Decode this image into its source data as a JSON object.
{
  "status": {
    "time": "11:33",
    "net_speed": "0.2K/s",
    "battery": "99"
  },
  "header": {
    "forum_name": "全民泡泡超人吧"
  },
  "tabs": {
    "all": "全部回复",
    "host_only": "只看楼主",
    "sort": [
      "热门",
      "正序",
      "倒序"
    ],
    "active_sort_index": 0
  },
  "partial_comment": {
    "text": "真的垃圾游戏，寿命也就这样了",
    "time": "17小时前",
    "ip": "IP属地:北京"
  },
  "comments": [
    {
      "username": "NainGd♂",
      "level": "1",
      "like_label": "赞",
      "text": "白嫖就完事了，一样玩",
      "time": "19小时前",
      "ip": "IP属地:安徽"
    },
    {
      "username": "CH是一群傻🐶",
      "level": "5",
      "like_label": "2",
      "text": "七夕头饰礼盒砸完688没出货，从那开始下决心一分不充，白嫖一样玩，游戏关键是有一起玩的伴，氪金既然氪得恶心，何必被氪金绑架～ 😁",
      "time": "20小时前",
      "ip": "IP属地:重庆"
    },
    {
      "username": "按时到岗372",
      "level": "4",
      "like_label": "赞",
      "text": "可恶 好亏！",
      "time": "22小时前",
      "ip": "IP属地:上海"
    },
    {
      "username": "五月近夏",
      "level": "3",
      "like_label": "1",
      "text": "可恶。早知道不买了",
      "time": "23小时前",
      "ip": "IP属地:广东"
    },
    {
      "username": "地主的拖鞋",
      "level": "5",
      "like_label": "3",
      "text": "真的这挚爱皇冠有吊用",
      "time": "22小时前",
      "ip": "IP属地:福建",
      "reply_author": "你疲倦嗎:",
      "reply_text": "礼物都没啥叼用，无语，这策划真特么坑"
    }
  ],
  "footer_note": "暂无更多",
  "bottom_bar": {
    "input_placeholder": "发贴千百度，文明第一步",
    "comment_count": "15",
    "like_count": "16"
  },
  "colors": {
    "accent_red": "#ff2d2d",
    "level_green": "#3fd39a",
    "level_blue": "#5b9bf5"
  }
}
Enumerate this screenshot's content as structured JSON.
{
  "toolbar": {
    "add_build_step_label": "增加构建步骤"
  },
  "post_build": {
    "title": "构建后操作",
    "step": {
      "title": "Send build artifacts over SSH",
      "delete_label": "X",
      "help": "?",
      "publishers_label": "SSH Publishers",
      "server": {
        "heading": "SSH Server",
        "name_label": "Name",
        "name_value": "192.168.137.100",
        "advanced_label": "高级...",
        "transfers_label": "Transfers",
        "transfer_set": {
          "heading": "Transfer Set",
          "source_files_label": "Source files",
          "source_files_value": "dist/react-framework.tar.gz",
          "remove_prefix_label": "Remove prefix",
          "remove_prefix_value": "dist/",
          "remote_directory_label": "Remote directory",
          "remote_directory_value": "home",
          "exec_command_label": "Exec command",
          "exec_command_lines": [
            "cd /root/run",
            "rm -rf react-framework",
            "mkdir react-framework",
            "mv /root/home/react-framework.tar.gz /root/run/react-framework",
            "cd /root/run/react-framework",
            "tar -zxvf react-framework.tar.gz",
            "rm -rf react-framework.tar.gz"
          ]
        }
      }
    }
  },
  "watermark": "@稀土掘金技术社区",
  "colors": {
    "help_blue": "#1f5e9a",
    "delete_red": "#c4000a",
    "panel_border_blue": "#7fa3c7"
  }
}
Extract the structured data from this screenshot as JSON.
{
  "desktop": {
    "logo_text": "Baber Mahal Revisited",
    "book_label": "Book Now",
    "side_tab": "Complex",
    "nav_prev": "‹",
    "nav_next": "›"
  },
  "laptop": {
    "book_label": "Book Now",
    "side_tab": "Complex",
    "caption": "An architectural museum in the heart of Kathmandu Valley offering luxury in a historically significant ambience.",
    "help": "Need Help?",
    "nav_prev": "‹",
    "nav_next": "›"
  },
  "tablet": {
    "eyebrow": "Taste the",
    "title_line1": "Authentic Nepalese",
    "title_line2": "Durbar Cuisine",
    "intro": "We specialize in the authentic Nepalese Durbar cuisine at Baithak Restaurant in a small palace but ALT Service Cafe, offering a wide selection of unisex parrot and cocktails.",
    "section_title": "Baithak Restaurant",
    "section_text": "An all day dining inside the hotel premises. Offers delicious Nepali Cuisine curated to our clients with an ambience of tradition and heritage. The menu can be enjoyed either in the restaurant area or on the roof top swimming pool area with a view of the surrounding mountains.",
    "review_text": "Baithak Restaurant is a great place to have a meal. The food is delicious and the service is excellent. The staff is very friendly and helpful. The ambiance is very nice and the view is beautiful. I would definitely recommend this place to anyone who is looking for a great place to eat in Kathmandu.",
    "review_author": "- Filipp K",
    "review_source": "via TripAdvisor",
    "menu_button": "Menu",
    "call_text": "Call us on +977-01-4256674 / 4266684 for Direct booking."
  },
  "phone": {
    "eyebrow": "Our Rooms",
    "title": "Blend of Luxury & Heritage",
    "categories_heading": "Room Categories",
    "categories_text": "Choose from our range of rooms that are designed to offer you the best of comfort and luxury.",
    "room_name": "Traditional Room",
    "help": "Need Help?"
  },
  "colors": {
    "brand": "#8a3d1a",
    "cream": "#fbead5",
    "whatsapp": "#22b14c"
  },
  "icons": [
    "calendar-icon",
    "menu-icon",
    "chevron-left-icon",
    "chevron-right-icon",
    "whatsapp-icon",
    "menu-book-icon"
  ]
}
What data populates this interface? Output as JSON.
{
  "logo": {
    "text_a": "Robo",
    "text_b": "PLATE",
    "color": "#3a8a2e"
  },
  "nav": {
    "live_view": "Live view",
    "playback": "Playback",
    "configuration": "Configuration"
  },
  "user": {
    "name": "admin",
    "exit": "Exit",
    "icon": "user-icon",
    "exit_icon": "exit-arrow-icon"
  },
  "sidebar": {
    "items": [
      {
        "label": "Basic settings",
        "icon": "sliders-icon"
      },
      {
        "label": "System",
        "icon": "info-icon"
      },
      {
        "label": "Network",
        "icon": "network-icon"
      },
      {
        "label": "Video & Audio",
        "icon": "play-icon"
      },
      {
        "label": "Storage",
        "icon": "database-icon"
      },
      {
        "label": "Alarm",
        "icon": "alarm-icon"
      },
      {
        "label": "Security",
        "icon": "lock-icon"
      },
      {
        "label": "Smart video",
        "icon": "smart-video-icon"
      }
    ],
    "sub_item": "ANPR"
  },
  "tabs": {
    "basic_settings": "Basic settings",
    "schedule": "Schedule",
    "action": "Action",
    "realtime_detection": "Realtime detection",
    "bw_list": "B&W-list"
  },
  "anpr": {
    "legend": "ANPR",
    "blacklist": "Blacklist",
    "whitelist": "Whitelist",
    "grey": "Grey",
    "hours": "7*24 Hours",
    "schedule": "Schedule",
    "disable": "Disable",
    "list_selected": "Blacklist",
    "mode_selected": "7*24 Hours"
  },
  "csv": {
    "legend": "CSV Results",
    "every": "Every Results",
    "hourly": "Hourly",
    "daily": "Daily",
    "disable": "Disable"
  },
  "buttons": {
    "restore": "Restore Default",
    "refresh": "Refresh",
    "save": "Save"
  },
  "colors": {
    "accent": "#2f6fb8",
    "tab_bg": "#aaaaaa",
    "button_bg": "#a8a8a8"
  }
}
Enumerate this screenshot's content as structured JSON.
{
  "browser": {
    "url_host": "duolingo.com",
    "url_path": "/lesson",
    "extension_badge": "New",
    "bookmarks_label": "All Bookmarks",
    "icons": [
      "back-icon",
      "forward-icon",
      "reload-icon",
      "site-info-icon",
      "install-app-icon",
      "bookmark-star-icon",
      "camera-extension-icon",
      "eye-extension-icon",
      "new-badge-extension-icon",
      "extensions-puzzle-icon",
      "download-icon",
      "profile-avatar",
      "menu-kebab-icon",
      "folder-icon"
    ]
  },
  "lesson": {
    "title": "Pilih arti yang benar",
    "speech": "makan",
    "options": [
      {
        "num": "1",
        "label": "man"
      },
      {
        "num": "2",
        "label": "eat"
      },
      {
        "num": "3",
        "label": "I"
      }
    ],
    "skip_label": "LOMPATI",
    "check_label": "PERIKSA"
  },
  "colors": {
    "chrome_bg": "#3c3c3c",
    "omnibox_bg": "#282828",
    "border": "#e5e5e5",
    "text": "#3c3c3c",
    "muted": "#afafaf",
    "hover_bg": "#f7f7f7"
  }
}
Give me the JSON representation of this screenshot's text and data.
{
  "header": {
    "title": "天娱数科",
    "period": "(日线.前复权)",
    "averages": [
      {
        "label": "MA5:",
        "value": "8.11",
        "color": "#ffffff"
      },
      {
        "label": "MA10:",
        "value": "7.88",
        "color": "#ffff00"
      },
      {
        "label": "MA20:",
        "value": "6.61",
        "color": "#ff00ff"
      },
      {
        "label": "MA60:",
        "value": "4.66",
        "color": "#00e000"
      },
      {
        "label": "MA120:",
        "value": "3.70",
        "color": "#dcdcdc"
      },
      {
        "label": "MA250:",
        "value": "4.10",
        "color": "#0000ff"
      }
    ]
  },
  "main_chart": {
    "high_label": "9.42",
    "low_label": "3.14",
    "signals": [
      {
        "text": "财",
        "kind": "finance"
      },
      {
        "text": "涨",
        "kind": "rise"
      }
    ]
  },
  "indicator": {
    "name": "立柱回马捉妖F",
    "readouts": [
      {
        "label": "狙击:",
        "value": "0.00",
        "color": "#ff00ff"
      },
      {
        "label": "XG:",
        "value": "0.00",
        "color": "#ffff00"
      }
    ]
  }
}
------------------------------------------------
— Exercise goal —
Find and copy each line above that includes the string "react".

— Final answer —
          "source_files_value": "dist/react-framework.tar.gz",
            "rm -rf react-framework",
            "mkdir react-framework",
            "mv /root/home/react-framework.tar.gz /root/run/react-framework",
            "cd /root/run/react-framework",
            "tar -zxvf react-framework.tar.gz",
            "rm -rf react-framework.tar.gz"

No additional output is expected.